» Article

(begin)

Meteor-Community-Packages / Meteor-CollectionFS

Reactive file manager for Meteor
MIT License
1.05k stars 237 forks source link

How to store files on the server side? #29

Closed mitar closed 11 years ago

mitar commented 11 years ago

Is it possible to use CollectionFS on the server side? So that my code on the server downloads a file, puts it into the CollectionFS, which can then be downloaded/viewed by the client?

raix commented 11 years ago

Kind of like having a nat server doing a torrent?

I think it would make sense to have that feature - I think you could create a torrent file on client side an then have a filehandler parsing it and fetching + creating the files.

But it would be nice to have a storeRemoteFile for this - creating the file object and have a build-in functionality for this. After the file is loaded into the db it should be treated as a normal upload, having custom filehandlers running for creating cached / transformed versions of the file etc.

It's a nice idea - any thoughts on api would be great, might have a look at it some time this week, I'm thinking something like:

  var newFileId = ContactsFS.storeRemoteFile( url );
raix commented 11 years ago

Or.. do you speak of the serverside implementation of ContactsFS.storeFile? Would be implemented when doing the above - since it's allmost the same - It should take a Buffer or an url as parametre and store that in db

mitar commented 11 years ago

Huh, I do not know where you got torrents from. In my case, it is so that we can go around CORS issues where clients cannot access resources from other domains directly. So server can download this instead and then deliver it.

(end)

» Given material
(begin)

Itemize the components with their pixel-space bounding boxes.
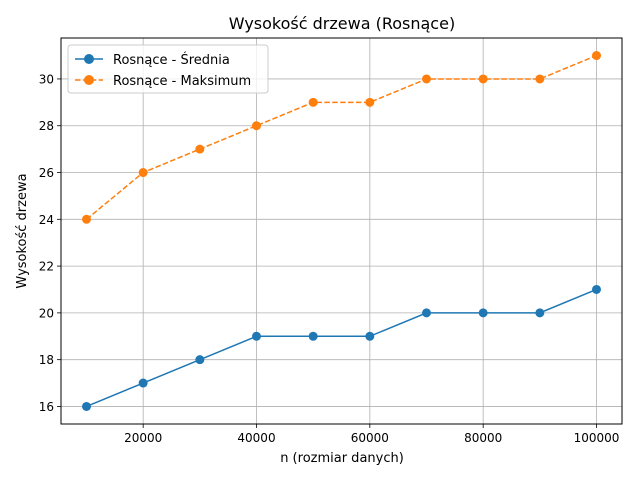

(end)

» Stated exercise
Rewrite the part of the CollectionFS thread that opens with the words containing "Closed mitar closed" and closes with "the file etc.", putting "proxy server" in place of "nat server".

» Result for this exercise
Closed mitar closed 11 years ago

mitar commented 11 years ago

Is it possible to use CollectionFS on the server side? So that my code on the server downloads a file, puts it into the CollectionFS, which can then be downloaded/viewed by the client?

raix commented 11 years ago

Kind of like having a proxy server doing a torrent?

I think it would make sense to have that feature - I think you could create a torrent file on client side an then have a filehandler parsing it and fetching + creating the files.

But it would be nice to have a storeRemoteFile for this - creating the file object and have a build-in functionality for this. After the file is loaded into the db it should be treated as a normal upload, having custom filehandlers running for creating cached / transformed versions of the file etc.